(Figure record extracts)
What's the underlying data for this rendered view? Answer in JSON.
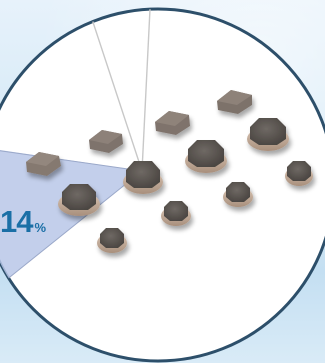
{
  "highlight": {
    "value": "14",
    "unit": "%"
  },
  "chart_data": {
    "type": "pie",
    "slices": [
      {
        "value": 14,
        "highlighted": true
      },
      {
        "value": 86,
        "highlighted": false
      }
    ]
  },
  "colors": {
    "circle_fill": "#ffffff",
    "circle_border": "#2d4f6a",
    "highlight_wedge": "#b9c7e8",
    "divider_line": "#c8c8c8",
    "label_text": "#1a6fa6",
    "component_body": "#7a6e66",
    "component_top": "#625a56"
  },
  "components": {
    "shape_types": [
      "square-inductor",
      "octagonal-inductor"
    ]
  }
}
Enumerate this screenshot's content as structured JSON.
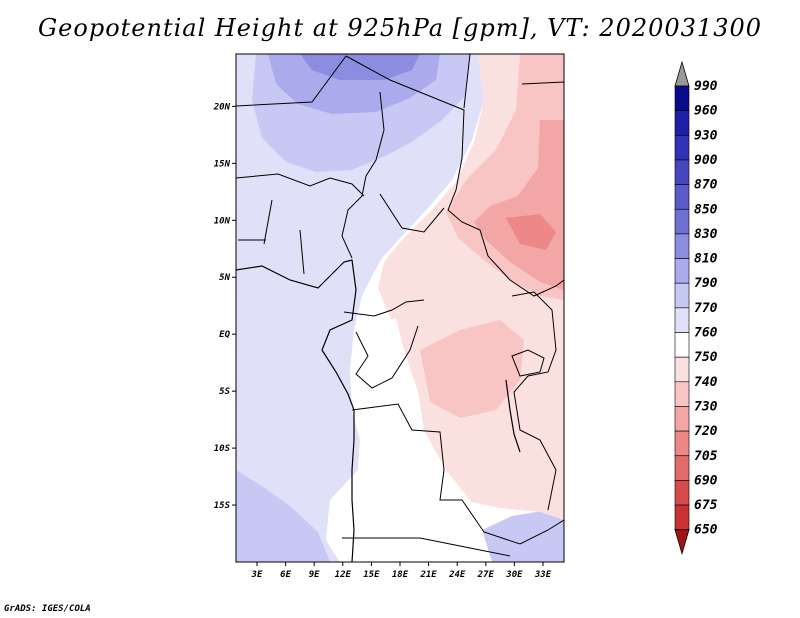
{
  "title": "Geopotential Height at 925hPa [gpm], VT: 2020031300",
  "credit": "GrADS: IGES/COLA",
  "lon_ticks": [
    "3E",
    "6E",
    "9E",
    "12E",
    "15E",
    "18E",
    "21E",
    "24E",
    "27E",
    "30E",
    "33E"
  ],
  "lat_ticks": [
    "20N",
    "15N",
    "10N",
    "5N",
    "EQ",
    "5S",
    "10S",
    "15S"
  ],
  "legend": {
    "levels": [
      "990",
      "960",
      "930",
      "900",
      "870",
      "850",
      "830",
      "810",
      "790",
      "770",
      "760",
      "750",
      "740",
      "730",
      "720",
      "705",
      "690",
      "675",
      "650"
    ],
    "colors": [
      "#0a0a8c",
      "#1e1ea8",
      "#3232b4",
      "#4646be",
      "#5a5ac8",
      "#7070d4",
      "#8c8ce0",
      "#aaaaec",
      "#c8c8f4",
      "#e0e0f8",
      "#ffffff",
      "#fbe0e0",
      "#f8c4c4",
      "#f2a6a6",
      "#ec8888",
      "#e26a6a",
      "#d64c4c",
      "#c83232",
      "#b41e1e"
    ],
    "top_arrow_color": "#999999",
    "bottom_arrow_color": "#a01414"
  },
  "chart_data": {
    "type": "heatmap",
    "title": "Geopotential Height at 925hPa [gpm], VT: 2020031300",
    "variable": "Geopotential Height",
    "level": "925hPa",
    "units": "gpm",
    "valid_time": "2020031300",
    "lon_range": [
      0.8,
      35.2
    ],
    "lat_range": [
      -20,
      24.6
    ],
    "xticks": [
      "3E",
      "6E",
      "9E",
      "12E",
      "15E",
      "18E",
      "21E",
      "24E",
      "27E",
      "30E",
      "33E"
    ],
    "yticks": [
      "20N",
      "15N",
      "10N",
      "5N",
      "EQ",
      "5S",
      "10S",
      "15S"
    ],
    "colorbar_levels": [
      990,
      960,
      930,
      900,
      870,
      850,
      830,
      810,
      790,
      770,
      760,
      750,
      740,
      730,
      720,
      705,
      690,
      675,
      650
    ]
  }
}
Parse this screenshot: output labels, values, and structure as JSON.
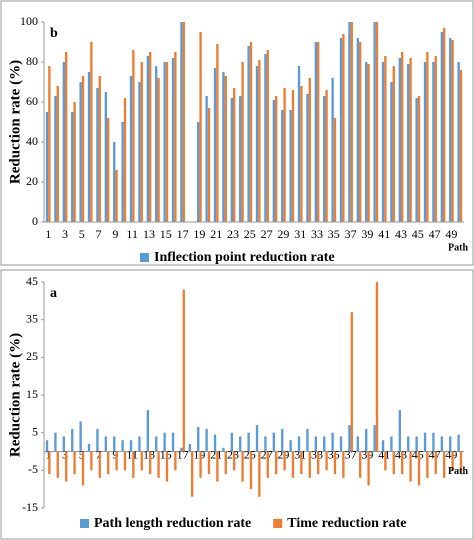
{
  "chart_data": [
    {
      "type": "bar",
      "title": "b",
      "y_label": "Reduction rate (%)",
      "x_label": "Path",
      "categories": [
        "1",
        null,
        "3",
        null,
        "5",
        null,
        "7",
        null,
        "9",
        null,
        "11",
        null,
        "13",
        null,
        "15",
        null,
        "17",
        null,
        "19",
        null,
        "21",
        null,
        "23",
        null,
        "25",
        null,
        "27",
        null,
        "29",
        null,
        "31",
        null,
        "33",
        null,
        "35",
        null,
        "37",
        null,
        "39",
        null,
        "41",
        null,
        "43",
        null,
        "45",
        null,
        "47",
        null,
        "49",
        null
      ],
      "series": [
        {
          "name": "Inflection point reduction rate",
          "color": "#5b9bd5",
          "values": [
            55,
            63,
            80,
            55,
            70,
            75,
            67,
            65,
            40,
            50,
            73,
            70,
            83,
            78,
            80,
            82,
            100,
            0,
            50,
            63,
            77,
            75,
            62,
            63,
            88,
            78,
            84,
            61,
            56,
            56,
            78,
            64,
            90,
            63,
            72,
            92,
            100,
            92,
            80,
            100,
            80,
            70,
            82,
            79,
            62,
            80,
            80,
            95,
            92,
            80
          ]
        },
        {
          "color": "#ed7d31",
          "values": [
            78,
            68,
            85,
            60,
            73,
            90,
            73,
            52,
            26,
            62,
            86,
            80,
            85,
            72,
            80,
            85,
            100,
            0,
            95,
            57,
            89,
            73,
            67,
            80,
            90,
            81,
            86,
            63,
            67,
            66,
            68,
            72,
            90,
            66,
            52,
            94,
            100,
            90,
            79,
            100,
            83,
            78,
            85,
            82,
            63,
            85,
            83,
            97,
            91,
            76
          ]
        }
      ],
      "ylim": [
        0,
        100
      ],
      "yticks": [
        0,
        20,
        40,
        60,
        80,
        100
      ],
      "grid": false
    },
    {
      "type": "bar",
      "title": "a",
      "y_label": "Reduction rate (%)",
      "x_label": "Path",
      "categories": [
        "1",
        null,
        "3",
        null,
        "5",
        null,
        "7",
        null,
        "9",
        null,
        "11",
        null,
        "13",
        null,
        "15",
        null,
        "17",
        null,
        "19",
        null,
        "21",
        null,
        "23",
        null,
        "25",
        null,
        "27",
        null,
        "29",
        null,
        "31",
        null,
        "33",
        null,
        "35",
        null,
        "37",
        null,
        "39",
        null,
        "41",
        null,
        "43",
        null,
        "45",
        null,
        "47",
        null,
        "49",
        null
      ],
      "series": [
        {
          "name": "Path length reduction rate",
          "color": "#5b9bd5",
          "values": [
            3,
            5,
            4,
            6,
            8,
            2,
            6,
            4,
            4,
            3,
            3,
            4,
            11,
            4,
            5,
            5,
            1,
            2,
            6.5,
            6,
            4.5,
            1,
            5,
            4,
            5,
            7,
            4,
            5,
            6,
            3,
            4,
            6,
            4,
            4,
            5,
            4,
            7,
            4,
            6,
            7,
            3,
            4,
            11,
            4,
            4,
            5,
            5,
            4,
            4,
            4.5
          ]
        },
        {
          "name": "Time reduction rate",
          "color": "#ed7d31",
          "values": [
            -6,
            -7,
            -8,
            -6,
            -9,
            -5,
            -7,
            -6,
            -5,
            -5,
            -7,
            -5,
            -6,
            -7,
            -8,
            -5,
            43,
            -12,
            -7,
            -6,
            -8,
            -6,
            -5,
            -8,
            -10,
            -12,
            -7,
            -6,
            -5,
            -7,
            -6,
            -7,
            -6,
            -5,
            -6,
            -7,
            37,
            -7,
            -9,
            45,
            -5,
            -6,
            -6,
            -8,
            -9,
            -7,
            -6,
            -7,
            -5,
            -6
          ]
        }
      ],
      "ylim": [
        -15,
        45
      ],
      "yticks": [
        -15,
        -5,
        5,
        15,
        25,
        35,
        45
      ],
      "grid": false
    }
  ]
}
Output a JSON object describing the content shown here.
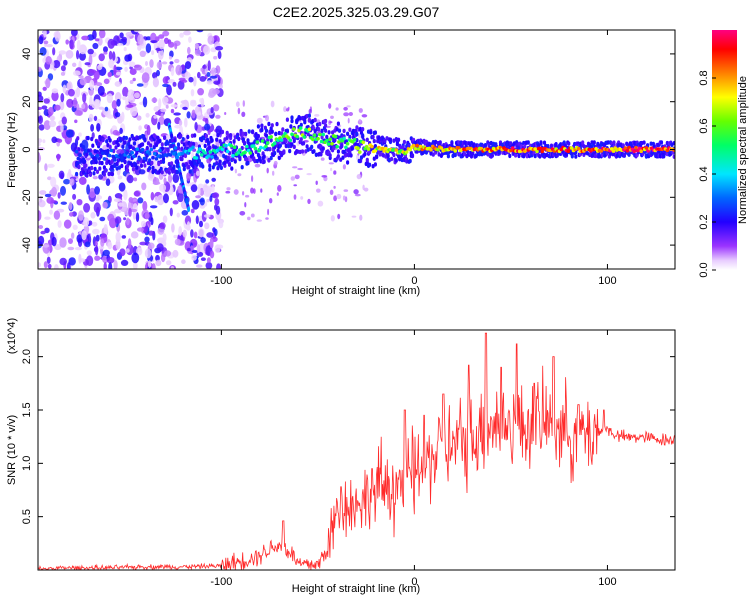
{
  "figure_title": "C2E2.2025.325.03.29.G07",
  "chart_data": [
    {
      "type": "heatmap",
      "title": "C2E2.2025.325.03.29.G07",
      "xlabel": "Height of straight line (km)",
      "ylabel": "Frequency (Hz)",
      "xlim": [
        -195,
        135
      ],
      "ylim": [
        -50,
        50
      ],
      "xticks": [
        -100,
        0,
        100
      ],
      "yticks": [
        -40,
        -20,
        0,
        20,
        40
      ],
      "colorbar": {
        "label": "Normalized spectral amplitude",
        "range": [
          0.0,
          1.0
        ],
        "ticks": [
          0.0,
          0.2,
          0.4,
          0.6,
          0.8
        ],
        "colormap": [
          "#ffffff",
          "#7b00ff",
          "#0000ff",
          "#00ffff",
          "#00ff00",
          "#ffff00",
          "#ff8000",
          "#ff0000",
          "#ff00ff"
        ]
      },
      "ridge": {
        "x": [
          -170,
          -150,
          -130,
          -110,
          -90,
          -75,
          -65,
          -55,
          -45,
          -35,
          -25,
          -15,
          -5,
          0,
          20,
          50,
          80,
          110,
          135
        ],
        "frequency": [
          -3,
          -2,
          -2,
          -1,
          0,
          3,
          6,
          7,
          4,
          2,
          1,
          0,
          -1,
          1,
          0,
          0,
          0,
          0,
          0
        ],
        "amplitude": [
          0.25,
          0.3,
          0.3,
          0.45,
          0.5,
          0.55,
          0.6,
          0.65,
          0.6,
          0.6,
          0.7,
          0.75,
          0.7,
          0.8,
          0.85,
          0.9,
          0.9,
          0.92,
          0.95
        ]
      }
    },
    {
      "type": "line",
      "xlabel": "Height of straight line (km)",
      "ylabel": "SNR (10 * v/v)",
      "y_multiplier": "(x10^4)",
      "xlim": [
        -195,
        135
      ],
      "ylim": [
        0.0,
        2.25
      ],
      "xticks": [
        -100,
        0,
        100
      ],
      "yticks": [
        0.5,
        1.0,
        1.5,
        2.0
      ],
      "color": "#ff2020",
      "series": [
        {
          "name": "SNR",
          "x": [
            -195,
            -180,
            -160,
            -140,
            -120,
            -100,
            -90,
            -80,
            -75,
            -70,
            -65,
            -60,
            -55,
            -50,
            -45,
            -42,
            -40,
            -38,
            -35,
            -30,
            -25,
            -20,
            -15,
            -10,
            -5,
            0,
            5,
            10,
            15,
            20,
            25,
            30,
            35,
            40,
            45,
            50,
            55,
            60,
            65,
            70,
            75,
            80,
            85,
            90,
            95,
            100,
            105,
            110,
            115,
            120,
            125,
            130,
            135
          ],
          "y": [
            0.01,
            0.02,
            0.02,
            0.03,
            0.03,
            0.04,
            0.08,
            0.14,
            0.2,
            0.24,
            0.18,
            0.06,
            0.05,
            0.05,
            0.2,
            0.4,
            0.55,
            0.62,
            0.6,
            0.62,
            0.68,
            0.72,
            0.8,
            0.8,
            0.86,
            0.9,
            1.0,
            1.08,
            1.12,
            1.15,
            1.2,
            1.25,
            1.32,
            1.38,
            1.35,
            1.38,
            1.32,
            1.38,
            1.36,
            1.4,
            1.34,
            1.3,
            1.26,
            1.28,
            1.3,
            1.32,
            1.26,
            1.24,
            1.25,
            1.24,
            1.23,
            1.22,
            1.22
          ],
          "peaks": [
            [
              -68,
              0.46
            ],
            [
              -38,
              0.78
            ],
            [
              -22,
              0.95
            ],
            [
              -5,
              1.5
            ],
            [
              5,
              1.45
            ],
            [
              15,
              1.65
            ],
            [
              28,
              1.92
            ],
            [
              37,
              2.22
            ],
            [
              45,
              1.9
            ],
            [
              53,
              2.12
            ],
            [
              62,
              1.75
            ],
            [
              72,
              2.0
            ],
            [
              85,
              1.55
            ],
            [
              98,
              1.5
            ]
          ]
        }
      ]
    }
  ]
}
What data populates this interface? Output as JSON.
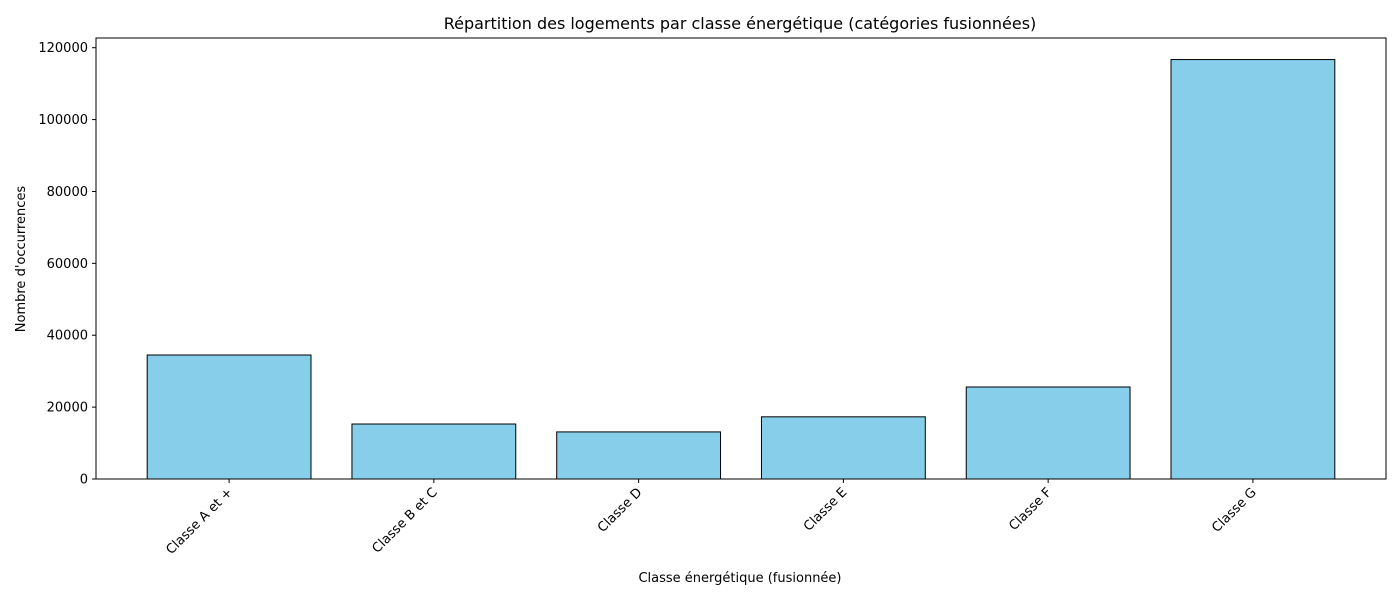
{
  "chart_data": {
    "type": "bar",
    "title": "Répartition des logements par classe énergétique (catégories fusionnées)",
    "xlabel": "Classe énergétique (fusionnée)",
    "ylabel": "Nombre d'occurrences",
    "categories": [
      "Classe A et +",
      "Classe B et C",
      "Classe D",
      "Classe E",
      "Classe F",
      "Classe G"
    ],
    "values": [
      34500,
      15300,
      13100,
      17300,
      25600,
      116700
    ],
    "ylim": [
      0,
      122700
    ],
    "yticks": [
      0,
      20000,
      40000,
      60000,
      80000,
      100000,
      120000
    ],
    "ytick_labels": [
      "0",
      "20000",
      "40000",
      "60000",
      "80000",
      "100000",
      "120000"
    ],
    "grid": false,
    "bar_color": "#87ceeb",
    "edge_color": "#000000"
  }
}
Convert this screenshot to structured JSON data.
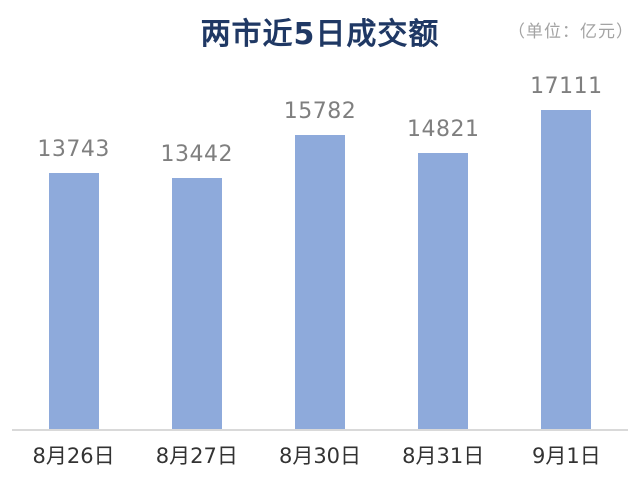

Task statement: Extract every line of the records above that contains the word "highlighted".

Exercise output:
        "highlighted": true
        "highlighted": false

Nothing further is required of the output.